Leave out the pictures and reproduce all of the data exactly.

— begin —

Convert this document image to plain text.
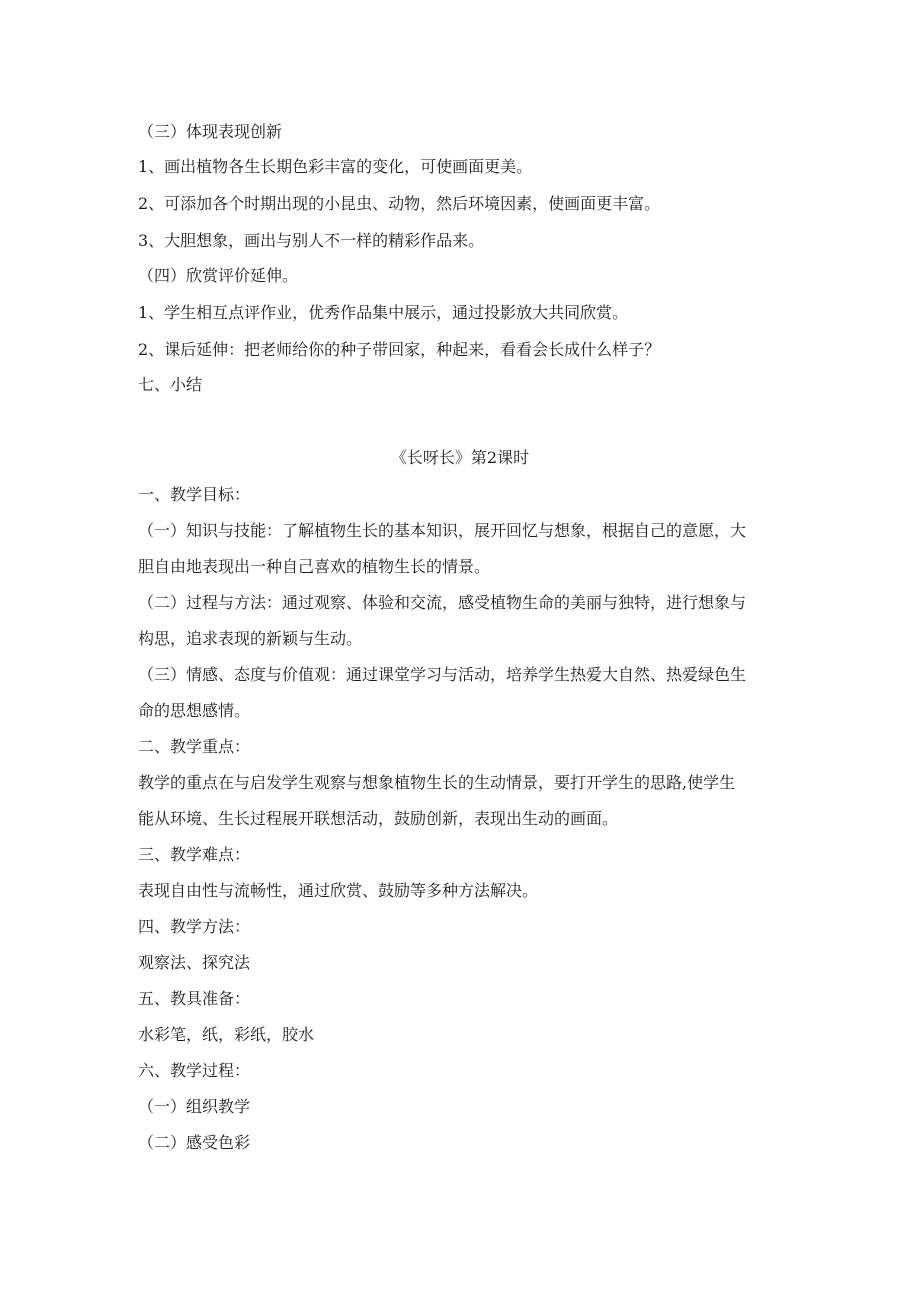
（三）体现表现创新
1、画出植物各生长期色彩丰富的变化，可使画面更美。
2、可添加各个时期出现的小昆虫、动物，然后环境因素，使画面更丰富。
3、大胆想象，画出与别人不一样的精彩作品来。
（四）欣赏评价延伸。
1、学生相互点评作业，优秀作品集中展示，通过投影放大共同欣赏。
2、课后延伸：把老师给你的种子带回家，种起来，看看会长成什么样子？
七、小结
《长呀长》第2课时
一、教学目标：
（一）知识与技能：了解植物生长的基本知识，展开回忆与想象，根据自己的意愿，大
胆自由地表现出一种自己喜欢的植物生长的情景。
（二）过程与方法：通过观察、体验和交流，感受植物生命的美丽与独特，进行想象与
构思，追求表现的新颖与生动。
（三）情感、态度与价值观：通过课堂学习与活动，培养学生热爱大自然、热爱绿色生
命的思想感情。
二、教学重点：
教学的重点在与启发学生观察与想象植物生长的生动情景，要打开学生的思路,使学生
能从环境、生长过程展开联想活动，鼓励创新，表现出生动的画面。
三、教学难点：
表现自由性与流畅性，通过欣赏、鼓励等多种方法解决。
四、教学方法：
观察法、探究法
五、教具准备：
水彩笔，纸，彩纸，胶水
六、教学过程：
（一）组织教学
（二）感受色彩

— end —

• **THE COMPLETED TASK**
Convert this document image to plain text.
（三）体现表现创新
1、画出植物各生长期色彩丰富的变化，可使画面更美。
2、可添加各个时期出现的小昆虫、动物，然后环境因素，使画面更丰富。
3、大胆想象，画出与别人不一样的精彩作品来。
（四）欣赏评价延伸。
1、学生相互点评作业，优秀作品集中展示，通过投影放大共同欣赏。
2、课后延伸：把老师给你的种子带回家，种起来，看看会长成什么样子？
七、小结
《长呀长》第2课时
一、教学目标：
（一）知识与技能：了解植物生长的基本知识，展开回忆与想象，根据自己的意愿，大
胆自由地表现出一种自己喜欢的植物生长的情景。
（二）过程与方法：通过观察、体验和交流，感受植物生命的美丽与独特，进行想象与
构思，追求表现的新颖与生动。
（三）情感、态度与价值观：通过课堂学习与活动，培养学生热爱大自然、热爱绿色生
命的思想感情。
二、教学重点：
教学的重点在与启发学生观察与想象植物生长的生动情景，要打开学生的思路,使学生
能从环境、生长过程展开联想活动，鼓励创新，表现出生动的画面。
三、教学难点：
表现自由性与流畅性，通过欣赏、鼓励等多种方法解决。
四、教学方法：
观察法、探究法
五、教具准备：
水彩笔，纸，彩纸，胶水
六、教学过程：
（一）组织教学
（二）感受色彩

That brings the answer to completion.